*Stated goal*:
Set down each entry from the block beneath, exactly as written.

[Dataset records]
[BEGIN]
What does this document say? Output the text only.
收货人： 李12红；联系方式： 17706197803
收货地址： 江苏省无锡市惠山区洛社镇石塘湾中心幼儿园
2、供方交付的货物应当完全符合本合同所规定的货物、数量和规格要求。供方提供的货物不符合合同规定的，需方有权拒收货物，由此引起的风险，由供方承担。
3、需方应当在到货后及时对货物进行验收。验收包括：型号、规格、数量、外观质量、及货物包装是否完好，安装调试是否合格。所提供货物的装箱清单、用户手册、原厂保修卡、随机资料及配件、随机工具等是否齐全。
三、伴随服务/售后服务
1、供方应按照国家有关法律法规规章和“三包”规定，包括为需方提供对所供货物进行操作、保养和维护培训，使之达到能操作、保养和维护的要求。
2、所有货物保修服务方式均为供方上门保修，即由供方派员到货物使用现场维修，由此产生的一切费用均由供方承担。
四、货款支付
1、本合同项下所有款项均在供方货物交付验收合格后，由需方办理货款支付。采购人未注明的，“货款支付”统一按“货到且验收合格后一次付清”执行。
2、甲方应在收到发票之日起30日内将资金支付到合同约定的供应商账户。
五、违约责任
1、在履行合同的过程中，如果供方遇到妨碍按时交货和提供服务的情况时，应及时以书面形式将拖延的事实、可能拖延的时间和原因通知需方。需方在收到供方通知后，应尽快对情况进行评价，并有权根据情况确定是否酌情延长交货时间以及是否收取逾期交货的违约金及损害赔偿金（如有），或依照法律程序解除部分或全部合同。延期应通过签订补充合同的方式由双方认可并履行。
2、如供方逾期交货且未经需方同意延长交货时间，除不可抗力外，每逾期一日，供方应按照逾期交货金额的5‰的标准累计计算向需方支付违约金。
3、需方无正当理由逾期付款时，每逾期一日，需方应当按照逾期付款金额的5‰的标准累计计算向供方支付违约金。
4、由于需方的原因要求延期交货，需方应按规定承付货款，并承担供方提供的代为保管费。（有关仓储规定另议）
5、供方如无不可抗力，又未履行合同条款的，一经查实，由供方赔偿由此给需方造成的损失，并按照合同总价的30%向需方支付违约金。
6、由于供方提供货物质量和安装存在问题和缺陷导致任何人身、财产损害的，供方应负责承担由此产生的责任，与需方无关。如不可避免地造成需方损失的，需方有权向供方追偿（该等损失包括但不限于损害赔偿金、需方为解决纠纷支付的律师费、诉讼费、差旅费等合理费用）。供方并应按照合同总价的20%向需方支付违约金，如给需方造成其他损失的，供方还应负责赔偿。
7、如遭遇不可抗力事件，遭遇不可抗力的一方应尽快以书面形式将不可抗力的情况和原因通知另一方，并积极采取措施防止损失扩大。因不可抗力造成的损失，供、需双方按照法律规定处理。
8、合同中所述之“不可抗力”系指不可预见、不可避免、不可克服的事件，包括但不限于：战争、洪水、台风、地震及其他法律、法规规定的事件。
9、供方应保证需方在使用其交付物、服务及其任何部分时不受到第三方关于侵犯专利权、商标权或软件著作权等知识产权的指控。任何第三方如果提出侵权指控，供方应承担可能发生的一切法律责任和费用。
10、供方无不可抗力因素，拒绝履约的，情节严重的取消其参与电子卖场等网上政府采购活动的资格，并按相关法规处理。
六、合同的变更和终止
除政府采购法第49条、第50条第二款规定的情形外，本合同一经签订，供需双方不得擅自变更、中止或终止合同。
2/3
[END]
*The solution*:
What does this document say? Output the text only.
收货人： 李12红；联系方式： 17706197803
收货地址： 江苏省无锡市惠山区洛社镇石塘湾中心幼儿园
2、供方交付的货物应当完全符合本合同所规定的货物、数量和规格要求。供方提供的货物不符合合同规定的，需方有权拒收货物，由此引起的风险，由供方承担。
3、需方应当在到货后及时对货物进行验收。验收包括：型号、规格、数量、外观质量、及货物包装是否完好，安装调试是否合格。所提供货物的装箱清单、用户手册、原厂保修卡、随机资料及配件、随机工具等是否齐全。
三、伴随服务/售后服务
1、供方应按照国家有关法律法规规章和“三包”规定，包括为需方提供对所供货物进行操作、保养和维护培训，使之达到能操作、保养和维护的要求。
2、所有货物保修服务方式均为供方上门保修，即由供方派员到货物使用现场维修，由此产生的一切费用均由供方承担。
四、货款支付
1、本合同项下所有款项均在供方货物交付验收合格后，由需方办理货款支付。采购人未注明的，“货款支付”统一按“货到且验收合格后一次付清”执行。
2、甲方应在收到发票之日起30日内将资金支付到合同约定的供应商账户。
五、违约责任
1、在履行合同的过程中，如果供方遇到妨碍按时交货和提供服务的情况时，应及时以书面形式将拖延的事实、可能拖延的时间和原因通知需方。需方在收到供方通知后，应尽快对情况进行评价，并有权根据情况确定是否酌情延长交货时间以及是否收取逾期交货的违约金及损害赔偿金（如有），或依照法律程序解除部分或全部合同。延期应通过签订补充合同的方式由双方认可并履行。
2、如供方逾期交货且未经需方同意延长交货时间，除不可抗力外，每逾期一日，供方应按照逾期交货金额的5‰的标准累计计算向需方支付违约金。
3、需方无正当理由逾期付款时，每逾期一日，需方应当按照逾期付款金额的5‰的标准累计计算向供方支付违约金。
4、由于需方的原因要求延期交货，需方应按规定承付货款，并承担供方提供的代为保管费。（有关仓储规定另议）
5、供方如无不可抗力，又未履行合同条款的，一经查实，由供方赔偿由此给需方造成的损失，并按照合同总价的30%向需方支付违约金。
6、由于供方提供货物质量和安装存在问题和缺陷导致任何人身、财产损害的，供方应负责承担由此产生的责任，与需方无关。如不可避免地造成需方损失的，需方有权向供方追偿（该等损失包括但不限于损害赔偿金、需方为解决纠纷支付的律师费、诉讼费、差旅费等合理费用）。供方并应按照合同总价的20%向需方支付违约金，如给需方造成其他损失的，供方还应负责赔偿。
7、如遭遇不可抗力事件，遭遇不可抗力的一方应尽快以书面形式将不可抗力的情况和原因通知另一方，并积极采取措施防止损失扩大。因不可抗力造成的损失，供、需双方按照法律规定处理。
8、合同中所述之“不可抗力”系指不可预见、不可避免、不可克服的事件，包括但不限于：战争、洪水、台风、地震及其他法律、法规规定的事件。
9、供方应保证需方在使用其交付物、服务及其任何部分时不受到第三方关于侵犯专利权、商标权或软件著作权等知识产权的指控。任何第三方如果提出侵权指控，供方应承担可能发生的一切法律责任和费用。
10、供方无不可抗力因素，拒绝履约的，情节严重的取消其参与电子卖场等网上政府采购活动的资格，并按相关法规处理。
六、合同的变更和终止
除政府采购法第49条、第50条第二款规定的情形外，本合同一经签订，供需双方不得擅自变更、中止或终止合同。
2/3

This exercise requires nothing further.